### SET PROBLEM
Return, character for character, the lines of the records below from the line with "y-tick-label: 0 (368, 351, 378, 357)" up to and including the line with "data-point (195, 71, 203, 78)".

### GIVEN ENTRIES
▼

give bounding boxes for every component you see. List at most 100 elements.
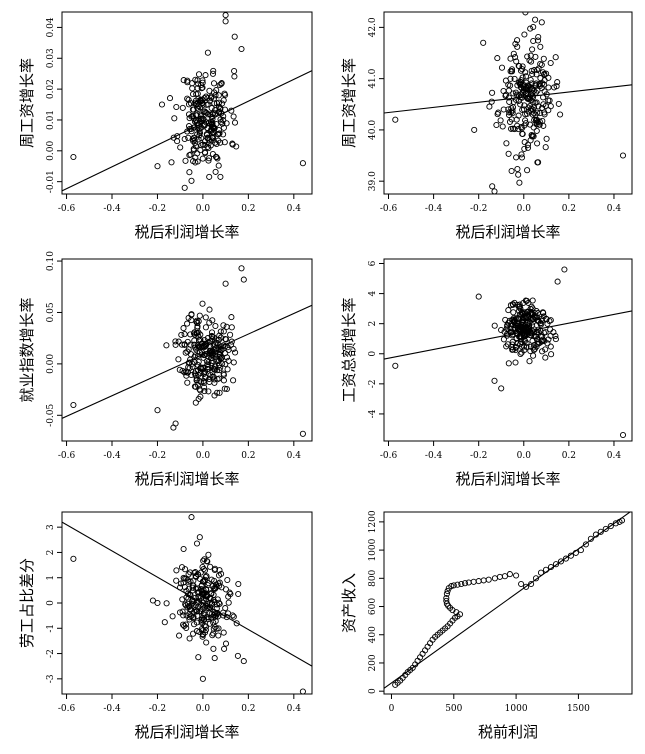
y-tick-label: 0 (368, 351, 378, 357)
data-point (231, 33, 238, 40)
data-point (223, 385, 230, 393)
data-point (508, 116, 515, 123)
data-point (524, 110, 531, 117)
data-point (199, 675, 206, 682)
data-point (547, 103, 554, 110)
x-tick-label: 0.0 (196, 204, 211, 214)
data-point (173, 567, 180, 574)
data-point (458, 580, 465, 588)
data-point (202, 93, 210, 100)
data-point (507, 68, 514, 75)
data-point (181, 341, 188, 348)
data-point (195, 71, 203, 78)
data-point (529, 319, 536, 326)
data-point (562, 555, 569, 562)
data-point (231, 119, 239, 126)
data-point (444, 587, 451, 595)
data-point (208, 614, 215, 621)
data-point (529, 46, 536, 53)
data-point (530, 344, 537, 351)
data-point (536, 118, 543, 125)
data-point (517, 305, 524, 312)
data-point (185, 101, 193, 108)
data-point (602, 525, 609, 532)
data-point (528, 580, 535, 588)
data-point (201, 622, 208, 629)
data-point (233, 143, 240, 150)
data-point (536, 80, 543, 87)
x-tick-label: -0.2 (470, 451, 487, 461)
data-point (505, 307, 512, 314)
plot-frame (383, 258, 633, 442)
data-point (215, 131, 222, 138)
data-point (196, 129, 204, 137)
data-point (210, 630, 217, 637)
data-point (535, 326, 542, 333)
data-point (171, 115, 178, 122)
data-point (185, 111, 193, 118)
data-point (540, 313, 547, 320)
data-point (206, 306, 213, 313)
data-point (180, 621, 187, 628)
x-tick-label: 1500 (567, 704, 590, 714)
y-axis-label: 工资总额增长率 (340, 297, 358, 402)
data-point (196, 534, 203, 541)
y-tick-label: 0.04 (46, 17, 56, 37)
data-point (198, 85, 205, 92)
data-point (182, 621, 189, 628)
data-point (212, 618, 219, 625)
y-tick-label: 2 (46, 550, 56, 556)
data-point (184, 369, 191, 376)
data-point (230, 345, 237, 352)
plot-area (384, 12, 632, 194)
x-tick-label: 0.0 (517, 204, 532, 214)
data-point (531, 116, 538, 124)
data-point (215, 92, 222, 99)
data-point (184, 379, 191, 386)
data-point (211, 100, 218, 107)
data-point (522, 117, 529, 124)
data-point (163, 342, 170, 349)
data-point (221, 385, 228, 392)
data-point (543, 91, 550, 98)
data-point (527, 137, 534, 144)
data-point (172, 338, 179, 345)
data-point (232, 349, 239, 356)
data-point (223, 120, 230, 127)
data-point (505, 87, 512, 94)
y-tick-label: 1200 (368, 510, 378, 533)
data-point (210, 645, 217, 652)
data-point (538, 338, 545, 345)
data-point (224, 576, 231, 584)
chart-panel-4: -0.6 -0.4 -0.2 0.0 0.2 0.4 -4 -2 0 2 4 6 税后利润增长率 工资总额… (340, 258, 633, 488)
data-point (200, 557, 207, 564)
data-point (175, 356, 182, 363)
x-axis-label: 税后利润增长率 (455, 223, 560, 241)
data-point (230, 613, 237, 620)
data-point (524, 324, 531, 331)
data-point (513, 58, 520, 65)
data-point (528, 105, 535, 112)
data-point (194, 585, 202, 592)
data-point (198, 142, 205, 149)
data-point (210, 625, 217, 632)
data-point (548, 351, 555, 358)
data-point (485, 576, 492, 583)
data-point (179, 367, 186, 374)
data-point (213, 154, 220, 161)
data-point (532, 89, 539, 96)
data-point (228, 107, 235, 114)
data-point (195, 594, 202, 601)
data-point (192, 76, 199, 83)
y-tick-label: 0.01 (46, 110, 56, 130)
data-point (161, 619, 168, 626)
data-point (299, 430, 306, 437)
data-point (215, 632, 222, 639)
data-point (206, 173, 213, 180)
data-point (211, 376, 218, 383)
data-point (443, 595, 450, 602)
data-point (392, 116, 399, 123)
x-tick-label: 0.2 (241, 704, 255, 714)
data-point (205, 551, 212, 558)
data-point (619, 152, 627, 159)
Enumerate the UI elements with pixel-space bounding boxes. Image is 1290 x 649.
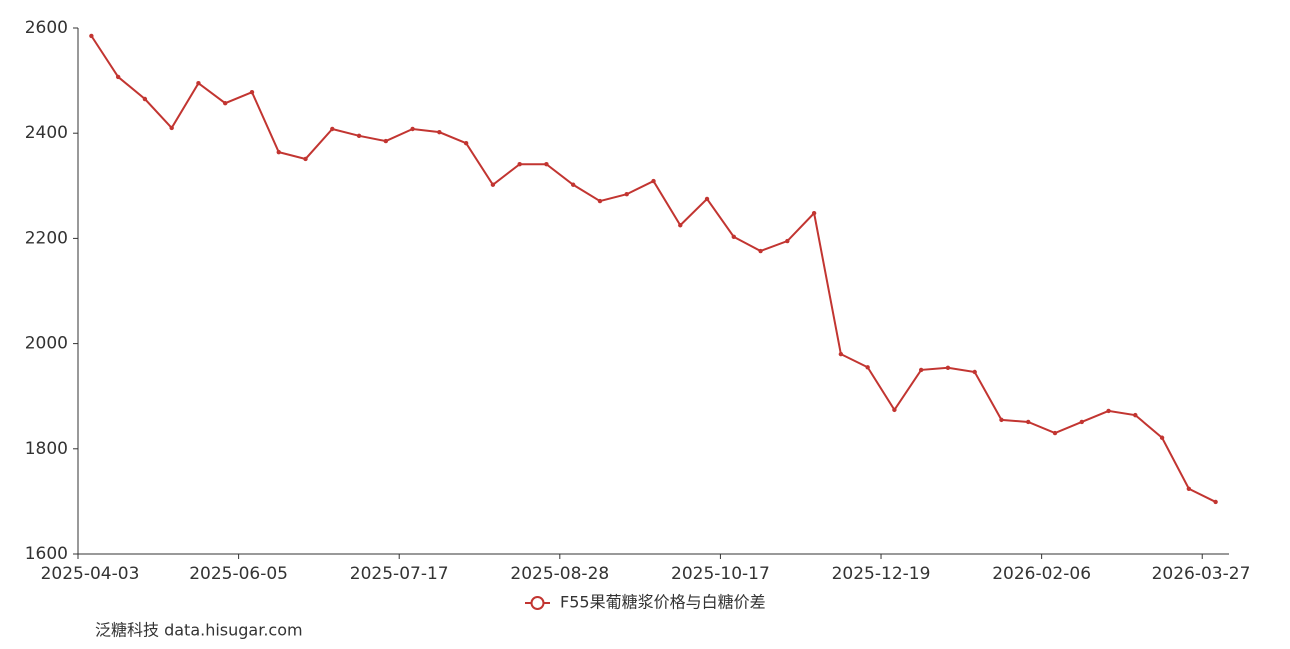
point <box>463 140 469 146</box>
point <box>115 74 121 80</box>
y-tick-label: 2400 <box>25 123 68 143</box>
y-tick-label: 2600 <box>25 18 68 38</box>
y-tick-label: 1600 <box>25 544 68 564</box>
point <box>356 133 362 139</box>
point <box>678 223 683 228</box>
point <box>1106 408 1111 414</box>
legend-marker <box>530 596 545 610</box>
point <box>892 407 897 413</box>
point <box>972 369 977 375</box>
point <box>758 248 763 254</box>
y-tick-label: 2000 <box>25 334 68 354</box>
point <box>490 182 496 187</box>
point <box>142 96 148 102</box>
point <box>1052 430 1058 436</box>
x-tick-label: 2025-07-17 <box>350 564 449 584</box>
point <box>704 196 710 202</box>
x-tick-label: 2025-06-05 <box>189 564 288 584</box>
point <box>383 138 389 144</box>
point <box>249 89 255 95</box>
point <box>731 234 737 240</box>
point <box>1026 419 1031 425</box>
point <box>169 125 174 131</box>
y-tick-label: 1800 <box>25 439 68 459</box>
point <box>437 129 442 135</box>
point <box>196 81 201 86</box>
point <box>838 351 844 357</box>
point <box>1159 435 1165 440</box>
point <box>223 101 228 106</box>
point <box>945 365 951 370</box>
point <box>1079 419 1084 425</box>
y-tick-label: 2200 <box>25 228 68 248</box>
x-tick-label: 2025-08-28 <box>510 564 609 584</box>
point <box>276 149 281 155</box>
point <box>918 367 924 373</box>
point <box>1213 499 1218 505</box>
x-tick-label: 2025-04-03 <box>41 564 140 584</box>
point <box>1133 412 1138 418</box>
point <box>865 365 870 370</box>
x-tick-label: 2025-10-17 <box>671 564 770 584</box>
point <box>624 192 629 197</box>
point <box>999 417 1004 423</box>
line <box>90 35 1217 503</box>
point <box>410 126 415 132</box>
x-tick-label: 2026-03-27 <box>1152 564 1251 584</box>
point <box>1186 486 1192 491</box>
x-tick-label: 2026-02-06 <box>992 564 1091 584</box>
point <box>330 126 335 132</box>
x-tick-label: 2025-12-19 <box>832 564 931 584</box>
point <box>544 162 549 167</box>
point <box>570 182 576 187</box>
point <box>811 210 817 216</box>
legend-label: F55果葡糖浆价格与白糖价差 <box>560 593 766 612</box>
footer: 泛糖科技 data.hisugar.com <box>95 621 303 640</box>
point <box>597 198 603 204</box>
point <box>89 33 94 39</box>
point <box>303 156 308 162</box>
point <box>651 178 656 184</box>
point <box>517 162 522 167</box>
point <box>785 238 790 244</box>
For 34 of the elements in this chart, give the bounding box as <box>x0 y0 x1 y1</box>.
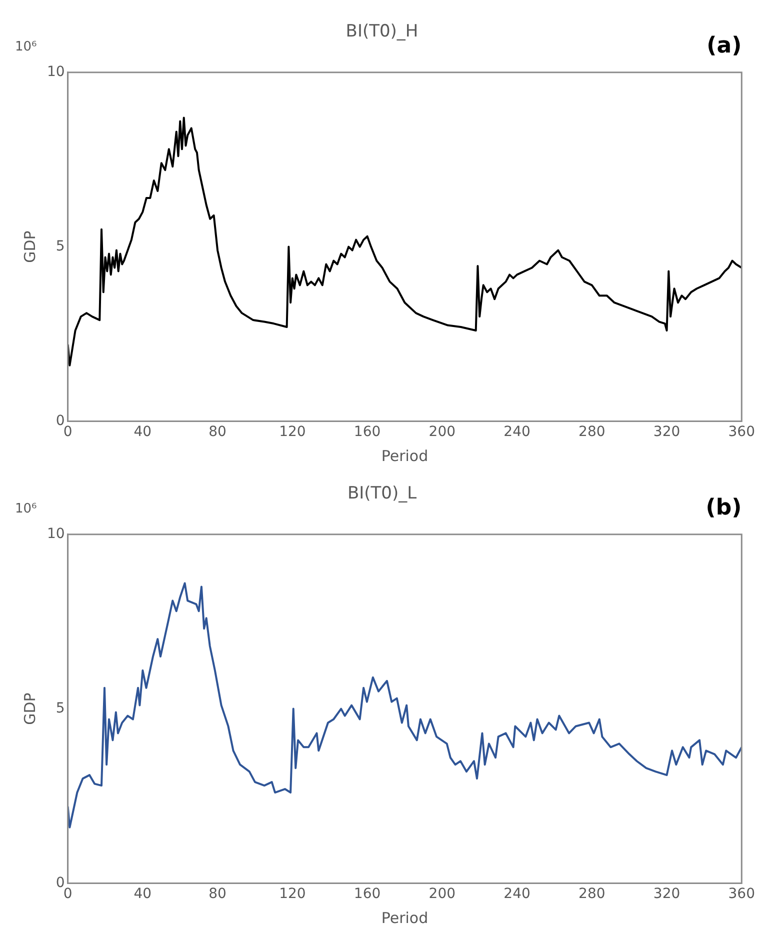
y-tick-label: 0 <box>56 874 65 891</box>
y-tick-label: 5 <box>56 238 65 254</box>
x-tick-label: 120 <box>279 424 306 440</box>
x-tick-label: 40 <box>134 424 152 440</box>
x-tick-label: 160 <box>354 424 381 440</box>
x-tick-label: 160 <box>354 886 381 902</box>
x-tick-label: 280 <box>578 424 606 440</box>
chart-title: BI(T0)_L <box>347 484 418 504</box>
x-tick-label: 360 <box>728 886 756 902</box>
x-tick-label: 240 <box>504 424 530 440</box>
x-tick-label: 120 <box>279 886 306 902</box>
x-tick-label: 280 <box>578 886 606 902</box>
x-tick-label: 240 <box>504 886 530 902</box>
text: (b) <box>706 495 742 520</box>
x-tick-label: 360 <box>728 424 756 440</box>
y-tick-label: 10 <box>46 526 65 542</box>
x-tick-label: 200 <box>428 424 456 440</box>
x-tick-label: 320 <box>653 886 680 902</box>
text: 10⁶ <box>14 39 37 54</box>
x-tick-label: 80 <box>208 424 226 440</box>
y-tick-label: 5 <box>56 700 65 716</box>
text: 10⁶ <box>14 501 37 516</box>
x-axis-title: Period <box>381 908 428 927</box>
chart-title: BI(T0)_H <box>346 22 418 42</box>
x-tick-label: 80 <box>208 886 226 902</box>
y-tick-label: 0 <box>56 412 65 429</box>
y-axis-title: GDP <box>20 230 39 263</box>
x-tick-label: 320 <box>653 424 680 440</box>
y-axis-title: GDP <box>20 692 39 725</box>
x-tick-label: 40 <box>134 886 152 902</box>
text: (a) <box>706 33 742 58</box>
x-tick-label: 200 <box>428 886 456 902</box>
x-axis-title: Period <box>381 446 428 465</box>
y-tick-label: 10 <box>46 64 65 80</box>
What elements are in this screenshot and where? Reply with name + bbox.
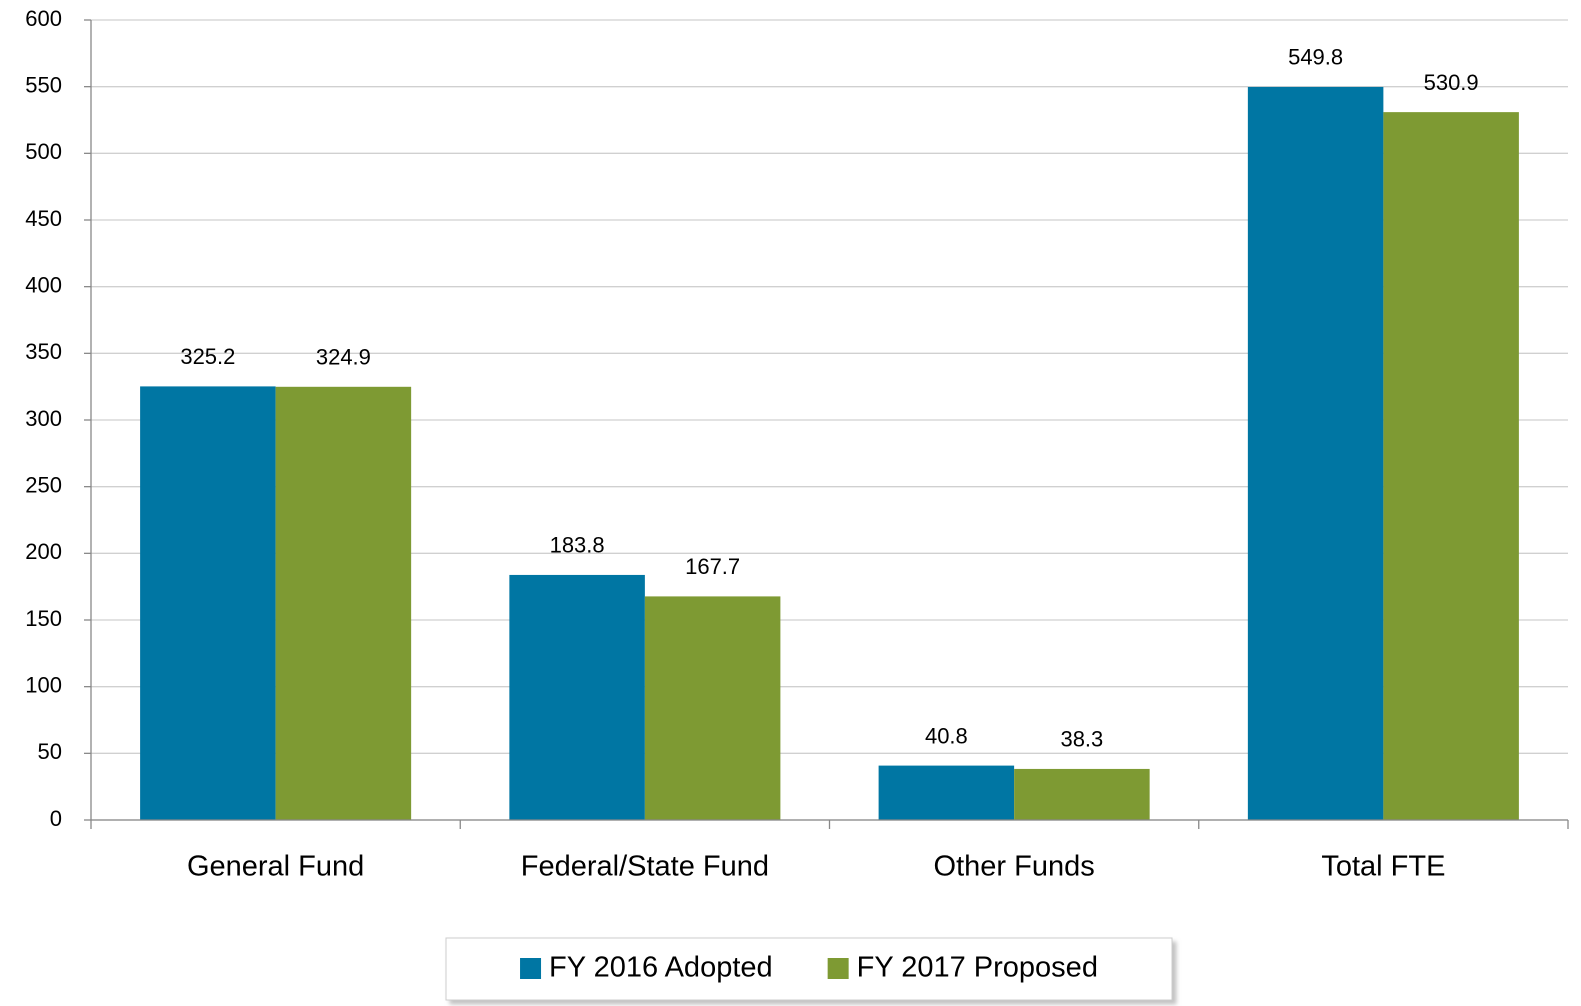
y-tick-label: 0: [50, 806, 62, 831]
x-tick-label: General Fund: [187, 851, 364, 883]
bar: [275, 386, 412, 820]
y-tick-label: 250: [25, 472, 62, 497]
y-tick-label: 150: [25, 606, 62, 631]
axes: 0 50 100 150 200 250 300 350 400 450 500 550 600 Gene…: [25, 6, 1569, 883]
x-tick-label: Total FTE: [1321, 851, 1445, 883]
y-tick-label: 450: [25, 206, 62, 231]
data-label: 530.9: [1424, 70, 1479, 95]
data-label: 324.9: [316, 345, 371, 370]
bar: [1014, 768, 1150, 820]
legend-label: FY 2016 Adopted: [549, 952, 773, 984]
bar: [140, 386, 276, 820]
data-label: 183.8: [550, 533, 605, 558]
y-tick-label: 350: [25, 339, 62, 364]
bar: [1247, 86, 1384, 820]
y-tick-label: 550: [25, 72, 62, 97]
legend: FY 2016 Adopted FY 2017 Proposed: [445, 937, 1173, 1001]
y-tick-label: 50: [38, 739, 62, 764]
bar: [644, 596, 781, 820]
data-label: 38.3: [1060, 727, 1103, 752]
data-label: 325.2: [180, 344, 235, 369]
x-tick-label: Other Funds: [934, 851, 1095, 883]
legend-swatch: [827, 958, 849, 979]
y-tick-label: 300: [25, 406, 62, 431]
bar: [509, 574, 645, 820]
bars: 325.2 324.9 183.8 167.7 40.8 38.3 549.8 530.9: [140, 45, 1519, 821]
y-tick-label: 100: [25, 672, 62, 697]
y-tick-label: 500: [25, 139, 62, 164]
data-label: 167.7: [685, 554, 740, 579]
legend-box: [445, 937, 1173, 1001]
legend-swatch: [520, 958, 542, 979]
y-tick-label: 400: [25, 272, 62, 297]
bar: [878, 765, 1015, 820]
y-tick-label: 600: [25, 6, 62, 31]
legend-label: FY 2017 Proposed: [857, 952, 1098, 984]
x-tick-label: Federal/State Fund: [521, 851, 769, 883]
data-label: 40.8: [925, 723, 968, 748]
bar: [1383, 112, 1519, 821]
data-label: 549.8: [1288, 45, 1343, 70]
y-tick-label: 200: [25, 539, 62, 564]
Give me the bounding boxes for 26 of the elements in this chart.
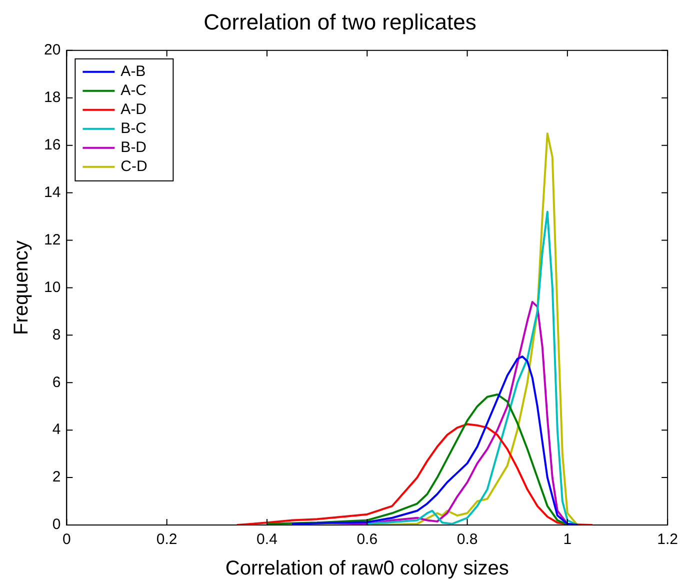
legend-label: A-B (120, 63, 146, 80)
y-tick-label: 10 (44, 278, 61, 296)
y-tick-label: 2 (52, 468, 61, 486)
x-tick-label: 1.2 (657, 531, 678, 548)
legend-label: A-C (120, 82, 147, 100)
x-tick-label: 0.6 (356, 531, 378, 548)
y-tick-label: 20 (44, 42, 61, 59)
legend-label: A-D (120, 101, 147, 118)
y-tick-label: 8 (52, 326, 61, 344)
y-axis-title: Frequency (10, 240, 33, 335)
y-tick-label: 4 (52, 421, 61, 438)
y-tick-label: 6 (52, 374, 61, 391)
x-tick-label: 0.2 (156, 531, 178, 548)
y-tick-label: 16 (44, 136, 61, 154)
y-tick-label: 14 (44, 184, 61, 201)
chart-title: Correlation of two replicates (204, 9, 476, 34)
y-tick-label: 12 (44, 231, 61, 248)
legend-label: C-D (120, 158, 148, 176)
legend-label: B-D (120, 139, 147, 156)
y-tick-label: 18 (44, 89, 61, 106)
x-tick-label: 1 (563, 531, 572, 548)
legend-label: B-C (120, 120, 147, 138)
x-axis-title: Correlation of raw0 colony sizes (225, 558, 509, 580)
y-tick-label: 0 (52, 516, 61, 534)
x-tick-label: 0.4 (256, 531, 278, 548)
x-tick-label: 0.8 (456, 531, 478, 548)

▲

### TASK ANSWER
y-tick-label: 0 (368, 351, 378, 357)
data-point (231, 33, 238, 40)
data-point (223, 385, 230, 393)
data-point (508, 116, 515, 123)
data-point (524, 110, 531, 117)
data-point (199, 675, 206, 682)
data-point (547, 103, 554, 110)
x-tick-label: 0.0 (196, 204, 211, 214)
data-point (173, 567, 180, 574)
data-point (458, 580, 465, 588)
data-point (202, 93, 210, 100)
data-point (507, 68, 514, 75)
data-point (181, 341, 188, 348)
data-point (195, 71, 203, 78)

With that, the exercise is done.